Entries from a dataset:

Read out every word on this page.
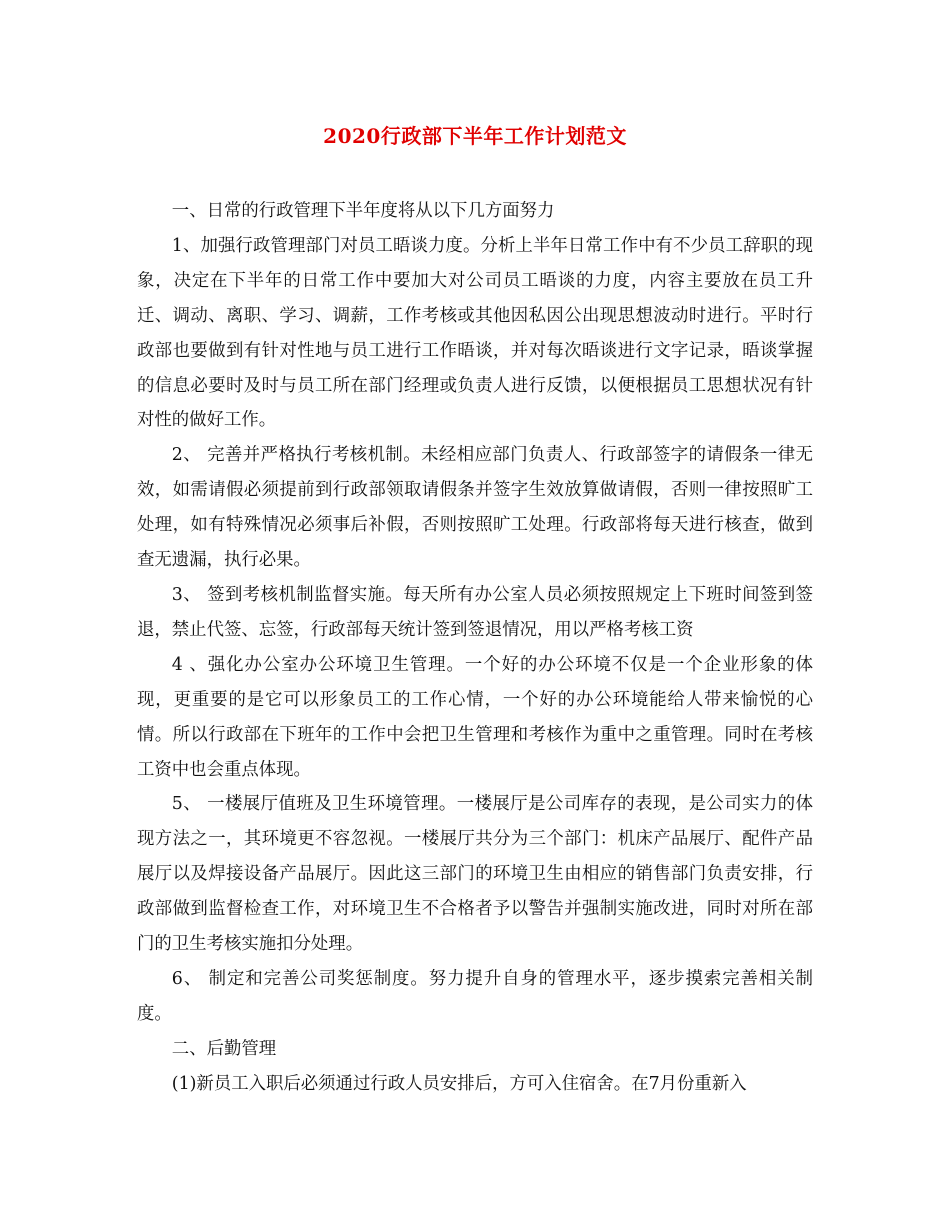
2020行政部下半年工作计划范文

一、日常的行政管理下半年度将从以下几方面努力

1、加强行政管理部门对员工晤谈力度。分析上半年日常工作中有不少员工辞职的现象，决定在下半年的日常工作中要加大对公司员工晤谈的力度，内容主要放在员工升迁、调动、离职、学习、调薪，工作考核或其他因私因公出现思想波动时进行。平时行政部也要做到有针对性地与员工进行工作晤谈，并对每次晤谈进行文字记录，晤谈掌握的信息必要时及时与员工所在部门经理或负责人进行反馈，以便根据员工思想状况有针对性的做好工作。

2、 完善并严格执行考核机制。未经相应部门负责人、行政部签字的请假条一律无效，如需请假必须提前到行政部领取请假条并签字生效放算做请假，否则一律按照旷工处理，如有特殊情况必须事后补假，否则按照旷工处理。行政部将每天进行核查，做到查无遗漏，执行必果。

3、 签到考核机制监督实施。每天所有办公室人员必须按照规定上下班时间签到签退，禁止代签、忘签，行政部每天统计签到签退情况，用以严格考核工资

4 、强化办公室办公环境卫生管理。一个好的办公环境不仅是一个企业形象的体现，更重要的是它可以形象员工的工作心情，一个好的办公环境能给人带来愉悦的心情。所以行政部在下班年的工作中会把卫生管理和考核作为重中之重管理。同时在考核工资中也会重点体现。

5、 一楼展厅值班及卫生环境管理。一楼展厅是公司库存的表现，是公司实力的体现方法之一，其环境更不容忽视。一楼展厅共分为三个部门：机床产品展厅、配件产品展厅以及焊接设备产品展厅。因此这三部门的环境卫生由相应的销售部门负责安排，行政部做到监督检查工作，对环境卫生不合格者予以警告并强制实施改进，同时对所在部门的卫生考核实施扣分处理。

6、 制定和完善公司奖惩制度。努力提升自身的管理水平，逐步摸索完善相关制度。

二、后勤管理

(1)新员工入职后必须通过行政人员安排后，方可入住宿舍。在7月份重新入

SET EXERCISE: Omit any images, then output the listing exactly.

PROBLEM SOLUTION:
Read out every word on this page.
2020行政部下半年工作计划范文

一、日常的行政管理下半年度将从以下几方面努力

1、加强行政管理部门对员工晤谈力度。分析上半年日常工作中有不少员工辞职的现象，决定在下半年的日常工作中要加大对公司员工晤谈的力度，内容主要放在员工升迁、调动、离职、学习、调薪，工作考核或其他因私因公出现思想波动时进行。平时行政部也要做到有针对性地与员工进行工作晤谈，并对每次晤谈进行文字记录，晤谈掌握的信息必要时及时与员工所在部门经理或负责人进行反馈，以便根据员工思想状况有针对性的做好工作。

2、 完善并严格执行考核机制。未经相应部门负责人、行政部签字的请假条一律无效，如需请假必须提前到行政部领取请假条并签字生效放算做请假，否则一律按照旷工处理，如有特殊情况必须事后补假，否则按照旷工处理。行政部将每天进行核查，做到查无遗漏，执行必果。

3、 签到考核机制监督实施。每天所有办公室人员必须按照规定上下班时间签到签退，禁止代签、忘签，行政部每天统计签到签退情况，用以严格考核工资

4 、强化办公室办公环境卫生管理。一个好的办公环境不仅是一个企业形象的体现，更重要的是它可以形象员工的工作心情，一个好的办公环境能给人带来愉悦的心情。所以行政部在下班年的工作中会把卫生管理和考核作为重中之重管理。同时在考核工资中也会重点体现。

5、 一楼展厅值班及卫生环境管理。一楼展厅是公司库存的表现，是公司实力的体现方法之一，其环境更不容忽视。一楼展厅共分为三个部门：机床产品展厅、配件产品展厅以及焊接设备产品展厅。因此这三部门的环境卫生由相应的销售部门负责安排，行政部做到监督检查工作，对环境卫生不合格者予以警告并强制实施改进，同时对所在部门的卫生考核实施扣分处理。

6、 制定和完善公司奖惩制度。努力提升自身的管理水平，逐步摸索完善相关制度。

二、后勤管理

(1)新员工入职后必须通过行政人员安排后，方可入住宿舍。在7月份重新入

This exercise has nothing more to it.